> [Short exercise] Write out the material below again, unchanged.

> [Data excerpts]

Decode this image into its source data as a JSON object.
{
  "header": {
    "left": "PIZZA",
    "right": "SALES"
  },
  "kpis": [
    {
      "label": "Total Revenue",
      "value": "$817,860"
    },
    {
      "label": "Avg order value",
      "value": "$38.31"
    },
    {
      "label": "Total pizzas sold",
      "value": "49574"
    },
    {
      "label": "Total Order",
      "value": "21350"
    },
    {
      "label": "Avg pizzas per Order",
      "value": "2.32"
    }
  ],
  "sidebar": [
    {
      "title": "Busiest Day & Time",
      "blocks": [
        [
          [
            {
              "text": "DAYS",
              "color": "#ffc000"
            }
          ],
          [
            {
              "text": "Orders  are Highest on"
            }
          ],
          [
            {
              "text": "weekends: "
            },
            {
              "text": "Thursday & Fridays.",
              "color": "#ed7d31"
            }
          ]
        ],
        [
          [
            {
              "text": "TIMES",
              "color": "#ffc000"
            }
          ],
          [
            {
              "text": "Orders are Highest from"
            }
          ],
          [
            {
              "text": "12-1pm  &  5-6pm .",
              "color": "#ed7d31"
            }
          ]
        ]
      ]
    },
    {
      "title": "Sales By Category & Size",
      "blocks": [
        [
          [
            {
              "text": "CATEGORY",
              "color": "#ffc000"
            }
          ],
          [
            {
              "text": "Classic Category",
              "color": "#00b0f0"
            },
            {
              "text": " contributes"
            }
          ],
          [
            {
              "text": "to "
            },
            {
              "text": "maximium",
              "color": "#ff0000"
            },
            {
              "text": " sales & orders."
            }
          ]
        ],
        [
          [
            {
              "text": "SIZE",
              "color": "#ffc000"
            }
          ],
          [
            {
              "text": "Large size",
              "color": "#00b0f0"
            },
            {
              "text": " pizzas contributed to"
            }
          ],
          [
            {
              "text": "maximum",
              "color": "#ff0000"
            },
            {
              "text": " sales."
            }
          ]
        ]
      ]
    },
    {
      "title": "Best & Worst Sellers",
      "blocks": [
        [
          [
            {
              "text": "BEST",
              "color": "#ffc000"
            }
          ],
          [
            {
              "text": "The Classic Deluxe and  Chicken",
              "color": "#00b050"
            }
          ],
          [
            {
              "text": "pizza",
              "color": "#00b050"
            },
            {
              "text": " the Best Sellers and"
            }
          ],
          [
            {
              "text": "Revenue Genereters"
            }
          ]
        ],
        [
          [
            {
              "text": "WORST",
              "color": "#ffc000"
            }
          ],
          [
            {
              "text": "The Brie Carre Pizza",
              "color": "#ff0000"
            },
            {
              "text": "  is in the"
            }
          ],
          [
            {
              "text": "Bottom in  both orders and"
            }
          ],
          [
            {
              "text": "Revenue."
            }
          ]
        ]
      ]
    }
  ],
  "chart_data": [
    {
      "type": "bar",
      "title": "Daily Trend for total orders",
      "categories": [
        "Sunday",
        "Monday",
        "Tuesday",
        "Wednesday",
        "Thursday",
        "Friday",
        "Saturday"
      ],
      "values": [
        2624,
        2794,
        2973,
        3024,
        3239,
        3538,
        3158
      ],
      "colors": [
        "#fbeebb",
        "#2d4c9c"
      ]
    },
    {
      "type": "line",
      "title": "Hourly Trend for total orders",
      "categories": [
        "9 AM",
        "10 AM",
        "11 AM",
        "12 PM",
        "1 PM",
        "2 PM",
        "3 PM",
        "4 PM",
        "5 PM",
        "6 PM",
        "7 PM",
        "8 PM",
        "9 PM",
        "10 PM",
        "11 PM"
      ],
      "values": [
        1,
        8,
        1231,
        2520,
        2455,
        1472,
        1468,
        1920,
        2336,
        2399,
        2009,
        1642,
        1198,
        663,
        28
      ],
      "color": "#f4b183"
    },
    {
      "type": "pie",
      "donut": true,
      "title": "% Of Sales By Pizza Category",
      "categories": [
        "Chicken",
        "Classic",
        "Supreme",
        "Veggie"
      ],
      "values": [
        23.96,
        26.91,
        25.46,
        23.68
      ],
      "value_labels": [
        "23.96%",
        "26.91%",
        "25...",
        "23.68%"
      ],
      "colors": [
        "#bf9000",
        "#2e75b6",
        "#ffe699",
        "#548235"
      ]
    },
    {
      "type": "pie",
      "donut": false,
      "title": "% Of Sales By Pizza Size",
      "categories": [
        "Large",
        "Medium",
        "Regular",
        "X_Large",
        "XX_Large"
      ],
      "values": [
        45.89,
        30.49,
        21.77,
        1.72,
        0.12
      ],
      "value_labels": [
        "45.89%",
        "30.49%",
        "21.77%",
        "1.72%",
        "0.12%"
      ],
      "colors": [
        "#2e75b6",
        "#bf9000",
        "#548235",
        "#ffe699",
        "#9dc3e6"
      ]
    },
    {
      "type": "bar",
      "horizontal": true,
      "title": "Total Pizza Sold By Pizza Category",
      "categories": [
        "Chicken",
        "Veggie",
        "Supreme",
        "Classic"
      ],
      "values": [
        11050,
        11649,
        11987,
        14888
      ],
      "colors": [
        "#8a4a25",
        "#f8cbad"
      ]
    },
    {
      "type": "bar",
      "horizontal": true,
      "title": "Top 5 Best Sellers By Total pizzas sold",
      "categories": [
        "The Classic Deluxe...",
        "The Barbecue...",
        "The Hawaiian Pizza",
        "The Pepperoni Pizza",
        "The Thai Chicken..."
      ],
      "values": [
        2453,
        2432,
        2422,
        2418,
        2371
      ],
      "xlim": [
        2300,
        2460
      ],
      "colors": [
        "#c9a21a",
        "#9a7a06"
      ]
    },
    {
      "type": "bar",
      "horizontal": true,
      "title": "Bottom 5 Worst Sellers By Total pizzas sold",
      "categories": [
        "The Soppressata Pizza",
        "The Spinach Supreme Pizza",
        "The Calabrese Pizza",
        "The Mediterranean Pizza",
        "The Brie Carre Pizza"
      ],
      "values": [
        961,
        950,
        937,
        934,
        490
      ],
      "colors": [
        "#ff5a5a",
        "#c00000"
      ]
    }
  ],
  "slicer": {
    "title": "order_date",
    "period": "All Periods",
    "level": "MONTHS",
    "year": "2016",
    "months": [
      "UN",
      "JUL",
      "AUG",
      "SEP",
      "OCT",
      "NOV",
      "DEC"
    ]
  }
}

> [Reply to the task]
Decode this image into its source data as a JSON object.
{
  "header": {
    "left": "PIZZA",
    "right": "SALES"
  },
  "kpis": [
    {
      "label": "Total Revenue",
      "value": "$817,860"
    },
    {
      "label": "Avg order value",
      "value": "$38.31"
    },
    {
      "label": "Total pizzas sold",
      "value": "49574"
    },
    {
      "label": "Total Order",
      "value": "21350"
    },
    {
      "label": "Avg pizzas per Order",
      "value": "2.32"
    }
  ],
  "sidebar": [
    {
      "title": "Busiest Day & Time",
      "blocks": [
        [
          [
            {
              "text": "DAYS",
              "color": "#ffc000"
            }
          ],
          [
            {
              "text": "Orders  are Highest on"
            }
          ],
          [
            {
              "text": "weekends: "
            },
            {
              "text": "Thursday & Fridays.",
              "color": "#ed7d31"
            }
          ]
        ],
        [
          [
            {
              "text": "TIMES",
              "color": "#ffc000"
            }
          ],
          [
            {
              "text": "Orders are Highest from"
            }
          ],
          [
            {
              "text": "12-1pm  &  5-6pm .",
              "color": "#ed7d31"
            }
          ]
        ]
      ]
    },
    {
      "title": "Sales By Category & Size",
      "blocks": [
        [
          [
            {
              "text": "CATEGORY",
              "color": "#ffc000"
            }
          ],
          [
            {
              "text": "Classic Category",
              "color": "#00b0f0"
            },
            {
              "text": " contributes"
            }
          ],
          [
            {
              "text": "to "
            },
            {
              "text": "maximium",
              "color": "#ff0000"
            },
            {
              "text": " sales & orders."
            }
          ]
        ],
        [
          [
            {
              "text": "SIZE",
              "color": "#ffc000"
            }
          ],
          [
            {
              "text": "Large size",
              "color": "#00b0f0"
            },
            {
              "text": " pizzas contributed to"
            }
          ],
          [
            {
              "text": "maximum",
              "color": "#ff0000"
            },
            {
              "text": " sales."
            }
          ]
        ]
      ]
    },
    {
      "title": "Best & Worst Sellers",
      "blocks": [
        [
          [
            {
              "text": "BEST",
              "color": "#ffc000"
            }
          ],
          [
            {
              "text": "The Classic Deluxe and  Chicken",
              "color": "#00b050"
            }
          ],
          [
            {
              "text": "pizza",
              "color": "#00b050"
            },
            {
              "text": " the Best Sellers and"
            }
          ],
          [
            {
              "text": "Revenue Genereters"
            }
          ]
        ],
        [
          [
            {
              "text": "WORST",
              "color": "#ffc000"
            }
          ],
          [
            {
              "text": "The Brie Carre Pizza",
              "color": "#ff0000"
            },
            {
              "text": "  is in the"
            }
          ],
          [
            {
              "text": "Bottom in  both orders and"
            }
          ],
          [
            {
              "text": "Revenue."
            }
          ]
        ]
      ]
    }
  ],
  "chart_data": [
    {
      "type": "bar",
      "title": "Daily Trend for total orders",
      "categories": [
        "Sunday",
        "Monday",
        "Tuesday",
        "Wednesday",
        "Thursday",
        "Friday",
        "Saturday"
      ],
      "values": [
        2624,
        2794,
        2973,
        3024,
        3239,
        3538,
        3158
      ],
      "colors": [
        "#fbeebb",
        "#2d4c9c"
      ]
    },
    {
      "type": "line",
      "title": "Hourly Trend for total orders",
      "categories": [
        "9 AM",
        "10 AM",
        "11 AM",
        "12 PM",
        "1 PM",
        "2 PM",
        "3 PM",
        "4 PM",
        "5 PM",
        "6 PM",
        "7 PM",
        "8 PM",
        "9 PM",
        "10 PM",
        "11 PM"
      ],
      "values": [
        1,
        8,
        1231,
        2520,
        2455,
        1472,
        1468,
        1920,
        2336,
        2399,
        2009,
        1642,
        1198,
        663,
        28
      ],
      "color": "#f4b183"
    },
    {
      "type": "pie",
      "donut": true,
      "title": "% Of Sales By Pizza Category",
      "categories": [
        "Chicken",
        "Classic",
        "Supreme",
        "Veggie"
      ],
      "values": [
        23.96,
        26.91,
        25.46,
        23.68
      ],
      "value_labels": [
        "23.96%",
        "26.91%",
        "25...",
        "23.68%"
      ],
      "colors": [
        "#bf9000",
        "#2e75b6",
        "#ffe699",
        "#548235"
      ]
    },
    {
      "type": "pie",
      "donut": false,
      "title": "% Of Sales By Pizza Size",
      "categories": [
        "Large",
        "Medium",
        "Regular",
        "X_Large",
        "XX_Large"
      ],
      "values": [
        45.89,
        30.49,
        21.77,
        1.72,
        0.12
      ],
      "value_labels": [
        "45.89%",
        "30.49%",
        "21.77%",
        "1.72%",
        "0.12%"
      ],
      "colors": [
        "#2e75b6",
        "#bf9000",
        "#548235",
        "#ffe699",
        "#9dc3e6"
      ]
    },
    {
      "type": "bar",
      "horizontal": true,
      "title": "Total Pizza Sold By Pizza Category",
      "categories": [
        "Chicken",
        "Veggie",
        "Supreme",
        "Classic"
      ],
      "values": [
        11050,
        11649,
        11987,
        14888
      ],
      "colors": [
        "#8a4a25",
        "#f8cbad"
      ]
    },
    {
      "type": "bar",
      "horizontal": true,
      "title": "Top 5 Best Sellers By Total pizzas sold",
      "categories": [
        "The Classic Deluxe...",
        "The Barbecue...",
        "The Hawaiian Pizza",
        "The Pepperoni Pizza",
        "The Thai Chicken..."
      ],
      "values": [
        2453,
        2432,
        2422,
        2418,
        2371
      ],
      "xlim": [
        2300,
        2460
      ],
      "colors": [
        "#c9a21a",
        "#9a7a06"
      ]
    },
    {
      "type": "bar",
      "horizontal": true,
      "title": "Bottom 5 Worst Sellers By Total pizzas sold",
      "categories": [
        "The Soppressata Pizza",
        "The Spinach Supreme Pizza",
        "The Calabrese Pizza",
        "The Mediterranean Pizza",
        "The Brie Carre Pizza"
      ],
      "values": [
        961,
        950,
        937,
        934,
        490
      ],
      "colors": [
        "#ff5a5a",
        "#c00000"
      ]
    }
  ],
  "slicer": {
    "title": "order_date",
    "period": "All Periods",
    "level": "MONTHS",
    "year": "2016",
    "months": [
      "UN",
      "JUL",
      "AUG",
      "SEP",
      "OCT",
      "NOV",
      "DEC"
    ]
  }
}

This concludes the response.